Requirement:
Go through the listing and return every line with "link" in it.

-- start of Dataset records --

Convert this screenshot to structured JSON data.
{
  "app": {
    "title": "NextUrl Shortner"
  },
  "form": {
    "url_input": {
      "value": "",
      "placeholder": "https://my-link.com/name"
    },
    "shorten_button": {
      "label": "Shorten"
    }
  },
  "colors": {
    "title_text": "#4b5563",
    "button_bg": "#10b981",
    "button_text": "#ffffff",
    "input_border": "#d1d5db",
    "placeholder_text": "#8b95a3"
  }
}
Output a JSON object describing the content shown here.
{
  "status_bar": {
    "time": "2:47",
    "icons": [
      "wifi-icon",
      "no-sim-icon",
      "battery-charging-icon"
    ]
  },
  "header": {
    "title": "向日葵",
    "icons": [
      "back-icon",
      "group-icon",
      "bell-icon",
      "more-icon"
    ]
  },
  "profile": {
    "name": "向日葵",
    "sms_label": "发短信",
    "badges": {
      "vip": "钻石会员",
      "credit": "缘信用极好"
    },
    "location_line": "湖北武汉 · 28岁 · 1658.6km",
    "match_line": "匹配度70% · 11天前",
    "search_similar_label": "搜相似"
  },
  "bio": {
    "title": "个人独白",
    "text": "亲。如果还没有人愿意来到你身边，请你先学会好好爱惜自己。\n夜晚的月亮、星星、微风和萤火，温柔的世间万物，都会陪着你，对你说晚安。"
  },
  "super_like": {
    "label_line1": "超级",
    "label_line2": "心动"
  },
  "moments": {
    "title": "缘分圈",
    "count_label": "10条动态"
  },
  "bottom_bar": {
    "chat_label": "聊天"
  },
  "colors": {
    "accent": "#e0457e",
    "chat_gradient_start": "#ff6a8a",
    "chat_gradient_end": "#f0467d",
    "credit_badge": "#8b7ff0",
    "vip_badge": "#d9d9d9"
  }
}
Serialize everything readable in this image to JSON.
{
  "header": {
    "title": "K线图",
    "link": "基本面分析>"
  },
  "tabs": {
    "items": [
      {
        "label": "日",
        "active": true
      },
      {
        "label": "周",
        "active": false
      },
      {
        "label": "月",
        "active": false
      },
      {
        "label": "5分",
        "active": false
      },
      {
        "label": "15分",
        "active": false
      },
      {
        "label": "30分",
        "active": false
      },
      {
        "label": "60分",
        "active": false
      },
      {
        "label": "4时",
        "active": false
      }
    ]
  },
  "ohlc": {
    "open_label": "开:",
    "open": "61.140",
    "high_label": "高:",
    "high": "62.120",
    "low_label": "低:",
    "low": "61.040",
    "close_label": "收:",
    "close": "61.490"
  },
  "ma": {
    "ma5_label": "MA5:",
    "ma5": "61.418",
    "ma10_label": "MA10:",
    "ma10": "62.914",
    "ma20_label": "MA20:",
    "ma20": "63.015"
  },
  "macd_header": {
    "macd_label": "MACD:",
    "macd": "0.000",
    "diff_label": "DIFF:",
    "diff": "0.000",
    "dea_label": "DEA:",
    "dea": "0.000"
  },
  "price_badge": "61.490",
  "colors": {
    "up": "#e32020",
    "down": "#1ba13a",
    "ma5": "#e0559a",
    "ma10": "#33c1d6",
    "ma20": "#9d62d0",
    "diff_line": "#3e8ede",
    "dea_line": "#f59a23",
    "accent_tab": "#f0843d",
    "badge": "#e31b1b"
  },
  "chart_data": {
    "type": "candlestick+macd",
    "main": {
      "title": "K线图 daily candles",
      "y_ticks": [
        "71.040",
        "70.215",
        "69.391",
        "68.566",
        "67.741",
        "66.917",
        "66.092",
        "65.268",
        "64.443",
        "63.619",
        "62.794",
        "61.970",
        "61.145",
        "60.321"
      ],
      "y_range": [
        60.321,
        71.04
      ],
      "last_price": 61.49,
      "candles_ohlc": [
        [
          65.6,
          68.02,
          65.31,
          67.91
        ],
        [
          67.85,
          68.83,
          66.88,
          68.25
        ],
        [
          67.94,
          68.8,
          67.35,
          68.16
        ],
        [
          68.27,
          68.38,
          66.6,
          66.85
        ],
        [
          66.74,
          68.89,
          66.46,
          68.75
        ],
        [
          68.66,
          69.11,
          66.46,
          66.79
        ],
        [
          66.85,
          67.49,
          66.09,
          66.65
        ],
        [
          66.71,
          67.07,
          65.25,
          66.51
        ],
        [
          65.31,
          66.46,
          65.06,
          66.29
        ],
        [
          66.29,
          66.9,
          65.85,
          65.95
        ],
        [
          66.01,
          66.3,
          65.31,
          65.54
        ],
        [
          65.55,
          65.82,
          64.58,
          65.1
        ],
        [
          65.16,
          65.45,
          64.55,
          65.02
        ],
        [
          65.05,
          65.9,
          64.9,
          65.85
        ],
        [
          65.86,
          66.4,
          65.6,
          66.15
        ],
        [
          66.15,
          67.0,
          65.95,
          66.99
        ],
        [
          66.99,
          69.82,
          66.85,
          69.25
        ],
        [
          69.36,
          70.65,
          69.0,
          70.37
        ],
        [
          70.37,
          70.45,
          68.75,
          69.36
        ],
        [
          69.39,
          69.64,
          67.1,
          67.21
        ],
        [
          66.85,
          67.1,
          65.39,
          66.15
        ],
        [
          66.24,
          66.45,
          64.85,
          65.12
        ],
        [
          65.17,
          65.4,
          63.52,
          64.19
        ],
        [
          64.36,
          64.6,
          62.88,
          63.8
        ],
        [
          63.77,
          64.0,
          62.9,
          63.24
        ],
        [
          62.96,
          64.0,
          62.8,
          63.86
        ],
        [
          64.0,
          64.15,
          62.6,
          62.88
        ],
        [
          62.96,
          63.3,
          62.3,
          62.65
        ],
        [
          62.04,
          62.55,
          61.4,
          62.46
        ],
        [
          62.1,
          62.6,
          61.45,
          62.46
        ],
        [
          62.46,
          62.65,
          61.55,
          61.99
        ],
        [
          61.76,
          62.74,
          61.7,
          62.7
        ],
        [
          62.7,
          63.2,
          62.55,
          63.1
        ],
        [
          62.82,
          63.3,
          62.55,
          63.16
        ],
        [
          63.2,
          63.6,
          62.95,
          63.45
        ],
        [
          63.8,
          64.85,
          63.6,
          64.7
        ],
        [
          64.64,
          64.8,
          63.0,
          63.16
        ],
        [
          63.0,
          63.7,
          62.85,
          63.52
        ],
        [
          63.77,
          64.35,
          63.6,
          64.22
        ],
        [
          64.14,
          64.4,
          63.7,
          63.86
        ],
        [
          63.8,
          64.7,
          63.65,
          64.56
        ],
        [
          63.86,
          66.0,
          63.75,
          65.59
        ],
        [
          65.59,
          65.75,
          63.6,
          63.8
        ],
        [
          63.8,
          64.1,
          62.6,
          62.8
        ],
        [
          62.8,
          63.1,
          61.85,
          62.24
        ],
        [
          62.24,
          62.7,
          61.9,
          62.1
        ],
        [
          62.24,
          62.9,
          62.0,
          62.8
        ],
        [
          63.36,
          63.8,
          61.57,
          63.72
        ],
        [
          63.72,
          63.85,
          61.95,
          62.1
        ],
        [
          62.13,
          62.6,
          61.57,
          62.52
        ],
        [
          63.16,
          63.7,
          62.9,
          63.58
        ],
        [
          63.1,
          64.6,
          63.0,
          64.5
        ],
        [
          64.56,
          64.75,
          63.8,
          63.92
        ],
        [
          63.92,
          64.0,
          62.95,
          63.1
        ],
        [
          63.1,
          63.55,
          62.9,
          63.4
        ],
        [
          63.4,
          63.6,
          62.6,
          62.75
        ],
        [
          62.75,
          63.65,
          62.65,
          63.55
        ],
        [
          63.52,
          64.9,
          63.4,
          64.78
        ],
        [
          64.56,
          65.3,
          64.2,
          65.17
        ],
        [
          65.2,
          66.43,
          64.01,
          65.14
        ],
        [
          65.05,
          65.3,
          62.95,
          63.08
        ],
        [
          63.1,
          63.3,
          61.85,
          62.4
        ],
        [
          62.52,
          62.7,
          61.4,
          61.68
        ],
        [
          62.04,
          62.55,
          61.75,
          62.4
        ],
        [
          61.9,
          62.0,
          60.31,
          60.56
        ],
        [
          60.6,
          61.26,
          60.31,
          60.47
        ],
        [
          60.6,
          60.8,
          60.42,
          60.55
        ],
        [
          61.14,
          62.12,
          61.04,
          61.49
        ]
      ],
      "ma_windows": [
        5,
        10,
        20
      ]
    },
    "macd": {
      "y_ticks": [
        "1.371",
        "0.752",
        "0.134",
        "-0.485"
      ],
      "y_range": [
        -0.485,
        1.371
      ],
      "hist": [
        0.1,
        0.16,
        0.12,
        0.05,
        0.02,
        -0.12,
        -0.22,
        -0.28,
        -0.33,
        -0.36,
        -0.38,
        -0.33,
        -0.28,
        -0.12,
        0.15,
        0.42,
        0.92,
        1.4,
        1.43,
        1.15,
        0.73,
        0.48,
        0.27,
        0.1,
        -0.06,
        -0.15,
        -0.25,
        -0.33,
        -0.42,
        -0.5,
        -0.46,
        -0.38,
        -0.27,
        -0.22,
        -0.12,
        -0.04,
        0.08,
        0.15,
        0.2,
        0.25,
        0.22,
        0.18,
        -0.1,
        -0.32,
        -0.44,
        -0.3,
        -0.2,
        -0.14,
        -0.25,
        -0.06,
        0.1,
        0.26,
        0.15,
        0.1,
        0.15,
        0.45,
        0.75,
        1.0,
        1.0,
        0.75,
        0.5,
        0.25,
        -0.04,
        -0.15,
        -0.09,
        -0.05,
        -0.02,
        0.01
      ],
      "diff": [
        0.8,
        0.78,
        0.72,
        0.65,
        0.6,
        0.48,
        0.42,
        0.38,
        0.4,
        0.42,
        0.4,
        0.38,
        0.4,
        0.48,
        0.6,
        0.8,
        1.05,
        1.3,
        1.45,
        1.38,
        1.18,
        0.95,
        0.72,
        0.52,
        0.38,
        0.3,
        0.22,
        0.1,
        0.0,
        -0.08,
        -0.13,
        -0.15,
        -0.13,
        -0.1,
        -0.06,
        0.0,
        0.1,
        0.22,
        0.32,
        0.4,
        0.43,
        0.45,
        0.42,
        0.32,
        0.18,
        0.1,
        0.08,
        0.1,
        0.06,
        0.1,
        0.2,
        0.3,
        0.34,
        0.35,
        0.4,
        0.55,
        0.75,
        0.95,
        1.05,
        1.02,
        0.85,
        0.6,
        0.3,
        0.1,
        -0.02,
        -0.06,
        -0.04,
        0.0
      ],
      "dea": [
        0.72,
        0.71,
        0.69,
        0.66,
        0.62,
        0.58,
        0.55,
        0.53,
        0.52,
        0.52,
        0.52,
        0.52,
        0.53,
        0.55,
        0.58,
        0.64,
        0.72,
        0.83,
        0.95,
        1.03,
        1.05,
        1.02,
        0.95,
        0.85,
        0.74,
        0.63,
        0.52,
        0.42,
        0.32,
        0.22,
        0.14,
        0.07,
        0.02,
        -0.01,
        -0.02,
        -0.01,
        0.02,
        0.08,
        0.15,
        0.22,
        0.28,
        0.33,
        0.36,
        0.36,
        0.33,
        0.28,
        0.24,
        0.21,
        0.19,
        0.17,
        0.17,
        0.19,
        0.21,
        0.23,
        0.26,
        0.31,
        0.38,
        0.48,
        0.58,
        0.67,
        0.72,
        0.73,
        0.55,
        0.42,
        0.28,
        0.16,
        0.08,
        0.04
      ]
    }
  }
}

-- end of Dataset records --

Expected output:
      "placeholder": "https://my-link.com/name"
    "link": "基本面分析>"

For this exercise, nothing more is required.